## Given instruction
Can you repeat the data from its first line through the line with "data-point — [243, 40, 250, 49]", swapping "pixel-space" for "image-space" and leaving everything else unchanged?

(Records in a dataset)
◆ ◆ ◆ ◆ ◆ ◆ ◆

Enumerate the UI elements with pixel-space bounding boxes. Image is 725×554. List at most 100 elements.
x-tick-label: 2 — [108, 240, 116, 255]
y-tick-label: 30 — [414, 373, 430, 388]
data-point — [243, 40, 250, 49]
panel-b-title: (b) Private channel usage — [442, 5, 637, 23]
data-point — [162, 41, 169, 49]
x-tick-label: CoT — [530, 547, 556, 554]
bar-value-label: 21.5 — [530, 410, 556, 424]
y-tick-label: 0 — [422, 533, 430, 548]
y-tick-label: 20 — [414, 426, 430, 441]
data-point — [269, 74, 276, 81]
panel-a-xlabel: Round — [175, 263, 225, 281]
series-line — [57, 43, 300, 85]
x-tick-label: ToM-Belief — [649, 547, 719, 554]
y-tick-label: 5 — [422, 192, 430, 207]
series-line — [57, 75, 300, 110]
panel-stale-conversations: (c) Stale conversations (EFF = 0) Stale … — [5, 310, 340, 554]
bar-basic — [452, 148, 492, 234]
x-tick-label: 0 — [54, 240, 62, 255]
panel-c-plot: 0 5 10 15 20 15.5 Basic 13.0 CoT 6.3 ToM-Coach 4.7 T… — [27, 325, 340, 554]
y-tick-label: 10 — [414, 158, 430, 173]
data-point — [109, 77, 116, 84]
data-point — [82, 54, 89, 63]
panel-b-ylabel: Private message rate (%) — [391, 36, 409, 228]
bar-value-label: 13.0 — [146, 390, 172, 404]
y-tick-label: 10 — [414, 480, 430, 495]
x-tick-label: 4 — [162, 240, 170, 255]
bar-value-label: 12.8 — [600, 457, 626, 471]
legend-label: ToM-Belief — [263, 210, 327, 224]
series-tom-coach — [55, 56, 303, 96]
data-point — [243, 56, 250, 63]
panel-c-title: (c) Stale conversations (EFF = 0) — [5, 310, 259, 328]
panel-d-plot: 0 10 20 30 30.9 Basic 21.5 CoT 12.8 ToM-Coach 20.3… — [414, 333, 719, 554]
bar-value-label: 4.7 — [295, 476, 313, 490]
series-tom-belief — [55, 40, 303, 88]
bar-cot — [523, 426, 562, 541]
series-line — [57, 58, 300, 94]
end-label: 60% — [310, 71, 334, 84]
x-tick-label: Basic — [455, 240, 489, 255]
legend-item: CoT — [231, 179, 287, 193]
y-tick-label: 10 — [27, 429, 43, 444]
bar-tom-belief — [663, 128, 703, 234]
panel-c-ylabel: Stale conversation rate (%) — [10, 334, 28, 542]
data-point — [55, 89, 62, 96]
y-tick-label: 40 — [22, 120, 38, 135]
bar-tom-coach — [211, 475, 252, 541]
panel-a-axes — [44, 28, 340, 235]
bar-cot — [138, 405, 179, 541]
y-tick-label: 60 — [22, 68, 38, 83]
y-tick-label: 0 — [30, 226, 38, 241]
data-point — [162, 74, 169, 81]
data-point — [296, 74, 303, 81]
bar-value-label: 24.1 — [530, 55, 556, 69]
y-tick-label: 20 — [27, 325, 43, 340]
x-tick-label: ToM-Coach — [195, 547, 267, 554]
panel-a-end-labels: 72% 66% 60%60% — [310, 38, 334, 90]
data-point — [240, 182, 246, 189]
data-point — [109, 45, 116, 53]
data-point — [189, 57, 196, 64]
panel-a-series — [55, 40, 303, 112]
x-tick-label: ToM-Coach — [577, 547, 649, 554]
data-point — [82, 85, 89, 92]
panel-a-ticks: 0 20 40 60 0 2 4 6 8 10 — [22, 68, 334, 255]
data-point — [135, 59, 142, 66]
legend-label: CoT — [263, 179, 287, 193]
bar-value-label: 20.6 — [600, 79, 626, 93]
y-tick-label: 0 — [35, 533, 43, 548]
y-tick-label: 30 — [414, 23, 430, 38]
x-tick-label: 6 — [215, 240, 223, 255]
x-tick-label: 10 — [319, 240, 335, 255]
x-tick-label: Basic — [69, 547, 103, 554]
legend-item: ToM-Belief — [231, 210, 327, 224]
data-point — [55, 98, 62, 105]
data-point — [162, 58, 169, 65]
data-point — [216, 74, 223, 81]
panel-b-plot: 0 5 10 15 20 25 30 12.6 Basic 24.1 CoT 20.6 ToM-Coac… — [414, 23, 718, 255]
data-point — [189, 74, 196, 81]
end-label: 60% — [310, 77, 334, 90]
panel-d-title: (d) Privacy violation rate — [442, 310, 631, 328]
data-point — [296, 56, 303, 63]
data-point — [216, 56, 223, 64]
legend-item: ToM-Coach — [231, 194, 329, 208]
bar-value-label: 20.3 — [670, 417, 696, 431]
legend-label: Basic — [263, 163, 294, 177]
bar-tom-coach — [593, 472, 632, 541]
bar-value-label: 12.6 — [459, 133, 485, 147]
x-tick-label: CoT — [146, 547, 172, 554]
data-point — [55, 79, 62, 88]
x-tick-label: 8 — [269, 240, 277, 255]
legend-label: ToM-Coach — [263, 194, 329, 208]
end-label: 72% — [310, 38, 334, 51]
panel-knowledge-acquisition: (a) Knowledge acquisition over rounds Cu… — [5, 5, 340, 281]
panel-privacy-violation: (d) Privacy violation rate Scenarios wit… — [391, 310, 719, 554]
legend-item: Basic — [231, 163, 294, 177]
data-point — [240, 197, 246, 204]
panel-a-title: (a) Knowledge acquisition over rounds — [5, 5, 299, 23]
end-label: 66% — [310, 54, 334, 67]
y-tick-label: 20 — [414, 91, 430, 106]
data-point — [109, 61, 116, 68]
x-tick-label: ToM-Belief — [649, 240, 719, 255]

◆ ◆ ◆ ◆ ◆ ◆ ◆

## Solution
Enumerate the UI elements with image-space bounding boxes. Image is 725×554. List at most 100 elements.
x-tick-label: 2 — [108, 240, 116, 255]
y-tick-label: 30 — [414, 373, 430, 388]
data-point — [243, 40, 250, 49]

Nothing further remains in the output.